### Problem statement
Write out the data again exactly, skipping every picture.

### Data provided
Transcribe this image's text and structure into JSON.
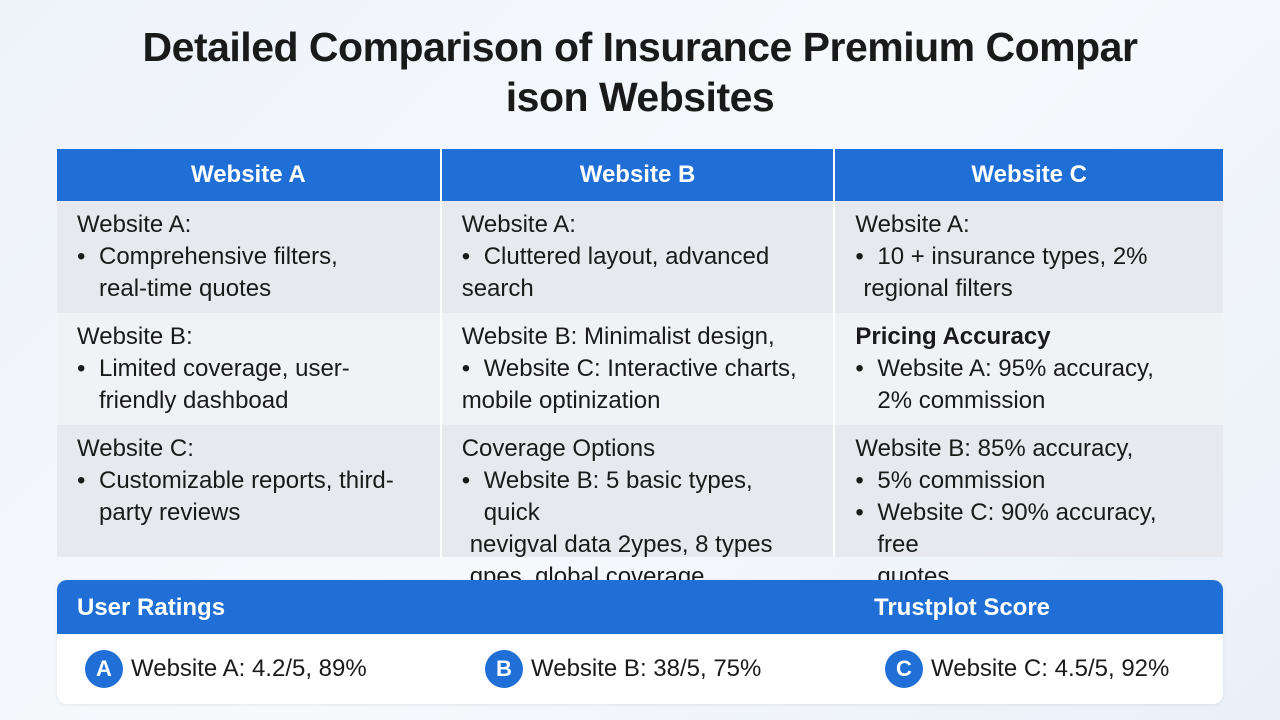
{
  "title": {
    "line1": "Detailed Comparison of Insurance Premium Compar",
    "line2": "ison Websites"
  },
  "table": {
    "headers": [
      "Website A",
      "Website B",
      "Website C"
    ],
    "col_a": [
      {
        "heading": "Website A:",
        "lines": [
          "Comprehensive filters,",
          "real-time quotes"
        ]
      },
      {
        "heading": "Website B:",
        "lines": [
          "Limited coverage, user-",
          "friendly dashboad"
        ]
      },
      {
        "heading": "Website C:",
        "lines": [
          "Customizable reports, third-",
          "party reviews"
        ]
      }
    ],
    "col_b": [
      {
        "heading": "Website A:",
        "lines": [
          "Cluttered layout, advanced",
          "search"
        ]
      },
      {
        "line1": "Website B: Minimalist design,",
        "line2": "Website C: Interactive charts,",
        "line3": "mobile optinization"
      },
      {
        "heading": "Coverage Options",
        "lines": [
          "Website B: 5 basic types, quick",
          "nevigval data 2ypes, 8 types",
          "qpes, global coverage"
        ]
      }
    ],
    "col_c": [
      {
        "heading": "Website A:",
        "lines": [
          "10 + insurance types, 2%",
          "regional filters"
        ]
      },
      {
        "heading": "Pricing Accuracy",
        "lines": [
          "Website A: 95% accuracy,",
          "2% commission"
        ]
      },
      {
        "line1": "Website B: 85% accuracy,",
        "line2": "5% commission",
        "line3": "Website C: 90% accuracy, free",
        "line4": "quotes"
      }
    ]
  },
  "ratings": {
    "header_left": "User Ratings",
    "header_right": "Trustplot Score",
    "items": [
      {
        "badge": "A",
        "text": "Website A: 4.2/5, 89%"
      },
      {
        "badge": "B",
        "text": "Website B: 38/5, 75%"
      },
      {
        "badge": "C",
        "text": "Website C: 4.5/5, 92%"
      }
    ]
  },
  "colors": {
    "accent": "#1f6fd6",
    "row_alt": "#e7e9ee",
    "row_plain": "#f1f2f5"
  }
}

### Correct result
Transcribe this image's text and structure into JSON.
{
  "title": {
    "line1": "Detailed Comparison of Insurance Premium Compar",
    "line2": "ison Websites"
  },
  "table": {
    "headers": [
      "Website A",
      "Website B",
      "Website C"
    ],
    "col_a": [
      {
        "heading": "Website A:",
        "lines": [
          "Comprehensive filters,",
          "real-time quotes"
        ]
      },
      {
        "heading": "Website B:",
        "lines": [
          "Limited coverage, user-",
          "friendly dashboad"
        ]
      },
      {
        "heading": "Website C:",
        "lines": [
          "Customizable reports, third-",
          "party reviews"
        ]
      }
    ],
    "col_b": [
      {
        "heading": "Website A:",
        "lines": [
          "Cluttered layout, advanced",
          "search"
        ]
      },
      {
        "line1": "Website B: Minimalist design,",
        "line2": "Website C: Interactive charts,",
        "line3": "mobile optinization"
      },
      {
        "heading": "Coverage Options",
        "lines": [
          "Website B: 5 basic types, quick",
          "nevigval data 2ypes, 8 types",
          "qpes, global coverage"
        ]
      }
    ],
    "col_c": [
      {
        "heading": "Website A:",
        "lines": [
          "10 + insurance types, 2%",
          "regional filters"
        ]
      },
      {
        "heading": "Pricing Accuracy",
        "lines": [
          "Website A: 95% accuracy,",
          "2% commission"
        ]
      },
      {
        "line1": "Website B: 85% accuracy,",
        "line2": "5% commission",
        "line3": "Website C: 90% accuracy, free",
        "line4": "quotes"
      }
    ]
  },
  "ratings": {
    "header_left": "User Ratings",
    "header_right": "Trustplot Score",
    "items": [
      {
        "badge": "A",
        "text": "Website A: 4.2/5, 89%"
      },
      {
        "badge": "B",
        "text": "Website B: 38/5, 75%"
      },
      {
        "badge": "C",
        "text": "Website C: 4.5/5, 92%"
      }
    ]
  },
  "colors": {
    "accent": "#1f6fd6",
    "row_alt": "#e7e9ee",
    "row_plain": "#f1f2f5"
  }
}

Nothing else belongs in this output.